[Dataset records]
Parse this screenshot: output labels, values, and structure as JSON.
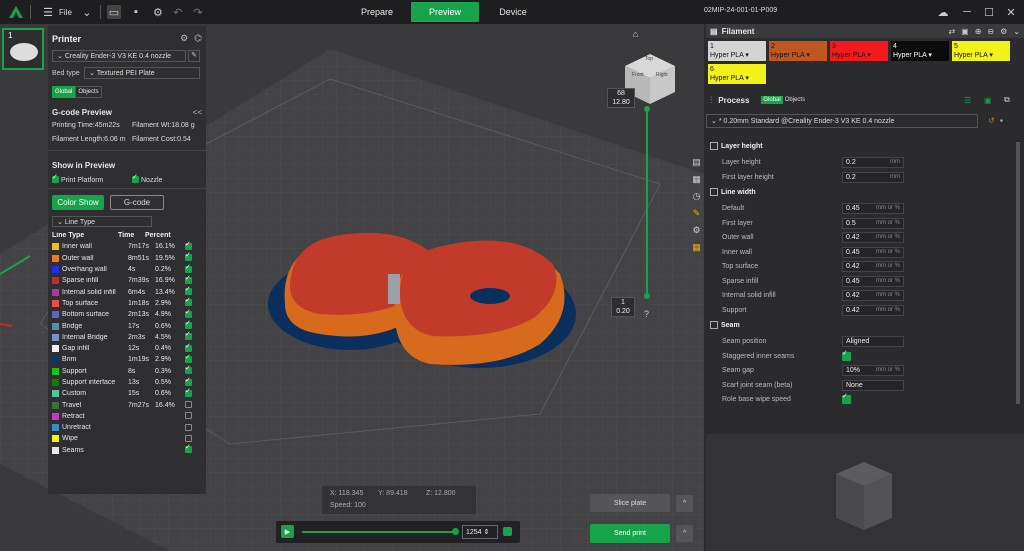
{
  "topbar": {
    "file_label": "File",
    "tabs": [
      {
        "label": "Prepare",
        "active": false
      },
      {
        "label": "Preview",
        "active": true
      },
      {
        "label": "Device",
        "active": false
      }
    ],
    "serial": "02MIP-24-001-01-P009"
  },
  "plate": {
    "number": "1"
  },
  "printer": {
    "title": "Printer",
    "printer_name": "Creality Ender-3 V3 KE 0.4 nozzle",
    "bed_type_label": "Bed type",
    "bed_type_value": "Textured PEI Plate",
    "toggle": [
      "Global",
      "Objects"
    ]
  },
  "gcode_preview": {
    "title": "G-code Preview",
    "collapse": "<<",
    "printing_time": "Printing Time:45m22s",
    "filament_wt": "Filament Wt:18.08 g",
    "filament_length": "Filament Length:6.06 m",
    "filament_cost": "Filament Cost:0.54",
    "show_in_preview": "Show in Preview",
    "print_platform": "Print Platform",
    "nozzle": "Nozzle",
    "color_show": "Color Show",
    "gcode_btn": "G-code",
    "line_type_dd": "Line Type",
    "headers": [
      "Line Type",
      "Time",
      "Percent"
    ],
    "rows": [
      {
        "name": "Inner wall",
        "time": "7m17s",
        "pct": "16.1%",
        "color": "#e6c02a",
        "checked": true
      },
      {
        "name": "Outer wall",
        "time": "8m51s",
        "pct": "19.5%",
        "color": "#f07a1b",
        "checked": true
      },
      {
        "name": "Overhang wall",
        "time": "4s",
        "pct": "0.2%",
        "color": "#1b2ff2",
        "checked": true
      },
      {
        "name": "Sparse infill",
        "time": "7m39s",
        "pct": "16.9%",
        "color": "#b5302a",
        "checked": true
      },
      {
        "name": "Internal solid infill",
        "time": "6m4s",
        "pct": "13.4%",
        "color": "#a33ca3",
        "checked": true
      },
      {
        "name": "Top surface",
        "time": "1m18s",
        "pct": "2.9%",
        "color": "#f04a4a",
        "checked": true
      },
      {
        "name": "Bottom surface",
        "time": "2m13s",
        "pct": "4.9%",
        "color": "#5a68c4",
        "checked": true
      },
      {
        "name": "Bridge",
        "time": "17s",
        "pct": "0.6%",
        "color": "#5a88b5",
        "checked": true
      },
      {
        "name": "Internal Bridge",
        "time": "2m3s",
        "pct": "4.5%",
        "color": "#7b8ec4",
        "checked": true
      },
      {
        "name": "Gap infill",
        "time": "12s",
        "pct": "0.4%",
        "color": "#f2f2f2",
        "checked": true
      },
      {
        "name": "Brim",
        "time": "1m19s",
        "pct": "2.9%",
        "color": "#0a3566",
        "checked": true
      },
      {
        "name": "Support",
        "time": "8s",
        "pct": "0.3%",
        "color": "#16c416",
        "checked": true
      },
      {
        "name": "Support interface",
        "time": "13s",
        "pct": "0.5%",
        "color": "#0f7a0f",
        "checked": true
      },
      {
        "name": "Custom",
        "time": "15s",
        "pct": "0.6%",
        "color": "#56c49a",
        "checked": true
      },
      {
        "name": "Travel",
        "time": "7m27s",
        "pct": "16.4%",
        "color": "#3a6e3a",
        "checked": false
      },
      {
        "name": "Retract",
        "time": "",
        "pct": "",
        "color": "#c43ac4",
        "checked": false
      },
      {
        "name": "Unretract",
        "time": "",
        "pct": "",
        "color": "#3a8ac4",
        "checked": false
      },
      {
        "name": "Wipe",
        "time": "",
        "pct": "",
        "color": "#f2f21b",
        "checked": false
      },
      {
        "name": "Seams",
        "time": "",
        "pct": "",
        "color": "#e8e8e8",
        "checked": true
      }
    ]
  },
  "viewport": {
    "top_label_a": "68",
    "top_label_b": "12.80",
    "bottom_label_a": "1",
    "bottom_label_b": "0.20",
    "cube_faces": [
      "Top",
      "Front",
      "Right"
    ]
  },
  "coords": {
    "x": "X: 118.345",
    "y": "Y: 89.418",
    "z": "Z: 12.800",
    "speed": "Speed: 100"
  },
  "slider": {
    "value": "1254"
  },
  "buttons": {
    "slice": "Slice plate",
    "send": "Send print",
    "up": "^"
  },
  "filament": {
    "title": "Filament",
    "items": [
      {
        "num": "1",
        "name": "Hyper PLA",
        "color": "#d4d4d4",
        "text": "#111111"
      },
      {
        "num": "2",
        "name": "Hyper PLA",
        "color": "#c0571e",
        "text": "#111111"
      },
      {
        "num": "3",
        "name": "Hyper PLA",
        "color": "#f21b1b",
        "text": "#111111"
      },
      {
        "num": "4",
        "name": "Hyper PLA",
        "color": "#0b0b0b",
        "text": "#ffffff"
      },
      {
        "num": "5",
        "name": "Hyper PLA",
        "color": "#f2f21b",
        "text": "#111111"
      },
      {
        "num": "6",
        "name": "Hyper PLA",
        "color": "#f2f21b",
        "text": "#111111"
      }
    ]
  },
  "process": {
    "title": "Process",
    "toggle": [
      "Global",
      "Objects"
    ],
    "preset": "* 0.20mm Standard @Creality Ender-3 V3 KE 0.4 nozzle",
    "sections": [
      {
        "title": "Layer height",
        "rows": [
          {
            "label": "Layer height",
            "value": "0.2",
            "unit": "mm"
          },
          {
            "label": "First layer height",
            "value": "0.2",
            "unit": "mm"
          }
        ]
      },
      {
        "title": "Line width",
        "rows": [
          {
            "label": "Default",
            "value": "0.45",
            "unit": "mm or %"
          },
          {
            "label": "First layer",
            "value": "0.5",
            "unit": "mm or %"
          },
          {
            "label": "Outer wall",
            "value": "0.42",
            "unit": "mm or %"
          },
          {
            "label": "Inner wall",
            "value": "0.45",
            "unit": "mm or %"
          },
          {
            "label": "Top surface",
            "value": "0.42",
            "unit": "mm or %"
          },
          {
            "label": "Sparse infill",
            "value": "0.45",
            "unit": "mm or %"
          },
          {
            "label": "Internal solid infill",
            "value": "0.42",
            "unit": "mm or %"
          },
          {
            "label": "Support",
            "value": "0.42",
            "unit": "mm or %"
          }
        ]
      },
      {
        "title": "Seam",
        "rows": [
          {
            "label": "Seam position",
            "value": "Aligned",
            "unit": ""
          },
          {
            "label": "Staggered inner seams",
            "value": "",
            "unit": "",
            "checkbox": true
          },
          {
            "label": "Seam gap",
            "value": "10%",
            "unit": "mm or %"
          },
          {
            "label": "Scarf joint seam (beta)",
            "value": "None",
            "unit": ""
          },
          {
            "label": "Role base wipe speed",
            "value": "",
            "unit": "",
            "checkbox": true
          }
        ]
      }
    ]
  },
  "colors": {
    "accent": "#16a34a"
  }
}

▶ [DESCRIPTION OF THE TASK]: Using the records above, copy every line that has the word "title" in it.

▶ [WRITTEN RESPONSE]:
    "title": "Printer",
    "title": "G-code Preview",
    "title": "Filament",
    "title": "Process",
        "title": "Layer height",
        "title": "Line width",
        "title": "Seam",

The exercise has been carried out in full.